Repeat every record exactly, but keep images out of the copy.

Provided information |
╭──
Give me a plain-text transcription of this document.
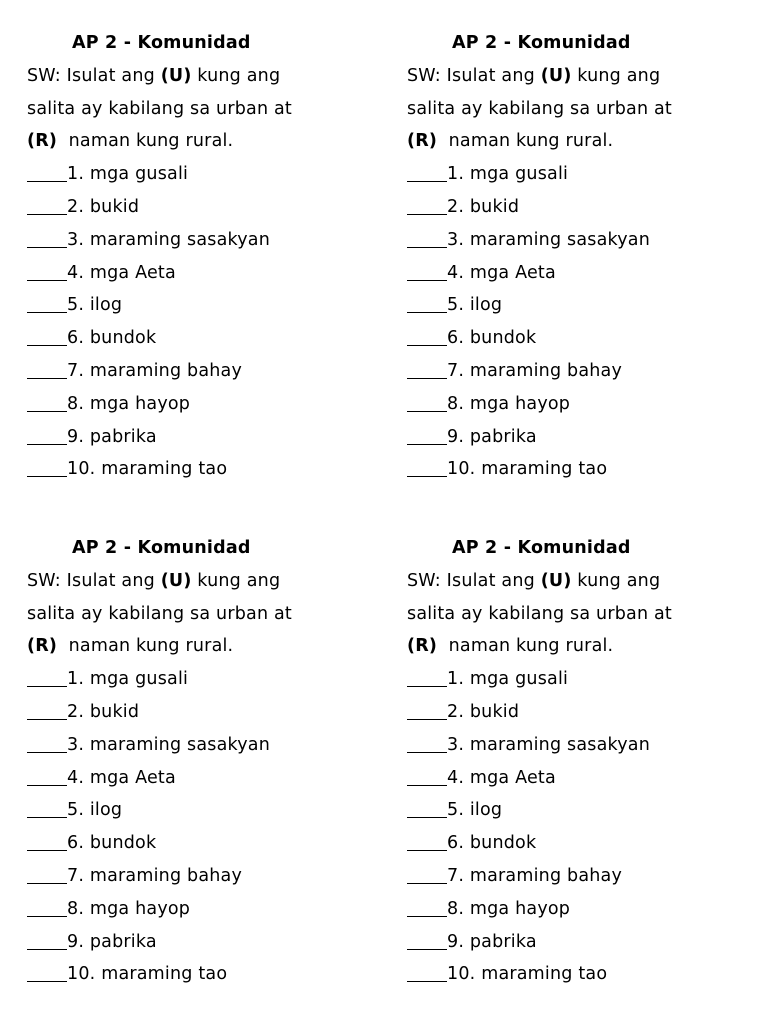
AP 2 - Komunidad

SW: Isulat ang (U) kung ang

salita ay kabilang sa urban at

(R)  naman kung rural.

1. mga gusali

2. bukid

3. maraming sasakyan

4. mga Aeta

5. ilog

6. bundok

7. maraming bahay

8. mga hayop

9. pabrika

10. maraming tao

AP 2 - Komunidad

SW: Isulat ang (U) kung ang

salita ay kabilang sa urban at

(R)  naman kung rural.

1. mga gusali

2. bukid

3. maraming sasakyan

4. mga Aeta

5. ilog

6. bundok

7. maraming bahay

8. mga hayop

9. pabrika

10. maraming tao

AP 2 - Komunidad

SW: Isulat ang (U) kung ang

salita ay kabilang sa urban at

(R)  naman kung rural.

1. mga gusali

2. bukid

3. maraming sasakyan

4. mga Aeta

5. ilog

6. bundok

7. maraming bahay

8. mga hayop

9. pabrika

10. maraming tao

AP 2 - Komunidad

SW: Isulat ang (U) kung ang

salita ay kabilang sa urban at

(R)  naman kung rural.

1. mga gusali

2. bukid

3. maraming sasakyan

4. mga Aeta

5. ilog

6. bundok

7. maraming bahay

8. mga hayop

9. pabrika

10. maraming tao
╰──
Answer to the exercise |
Give me a plain-text transcription of this document.
AP 2 - Komunidad

SW: Isulat ang (U) kung ang

salita ay kabilang sa urban at

(R)  naman kung rural.

1. mga gusali

2. bukid

3. maraming sasakyan

4. mga Aeta

5. ilog

6. bundok

7. maraming bahay

8. mga hayop

9. pabrika

10. maraming tao

AP 2 - Komunidad

SW: Isulat ang (U) kung ang

salita ay kabilang sa urban at

(R)  naman kung rural.

1. mga gusali

2. bukid

3. maraming sasakyan

4. mga Aeta

5. ilog

6. bundok

7. maraming bahay

8. mga hayop

9. pabrika

10. maraming tao

AP 2 - Komunidad

SW: Isulat ang (U) kung ang

salita ay kabilang sa urban at

(R)  naman kung rural.

1. mga gusali

2. bukid

3. maraming sasakyan

4. mga Aeta

5. ilog

6. bundok

7. maraming bahay

8. mga hayop

9. pabrika

10. maraming tao

AP 2 - Komunidad

SW: Isulat ang (U) kung ang

salita ay kabilang sa urban at

(R)  naman kung rural.

1. mga gusali

2. bukid

3. maraming sasakyan

4. mga Aeta

5. ilog

6. bundok

7. maraming bahay

8. mga hayop

9. pabrika

10. maraming tao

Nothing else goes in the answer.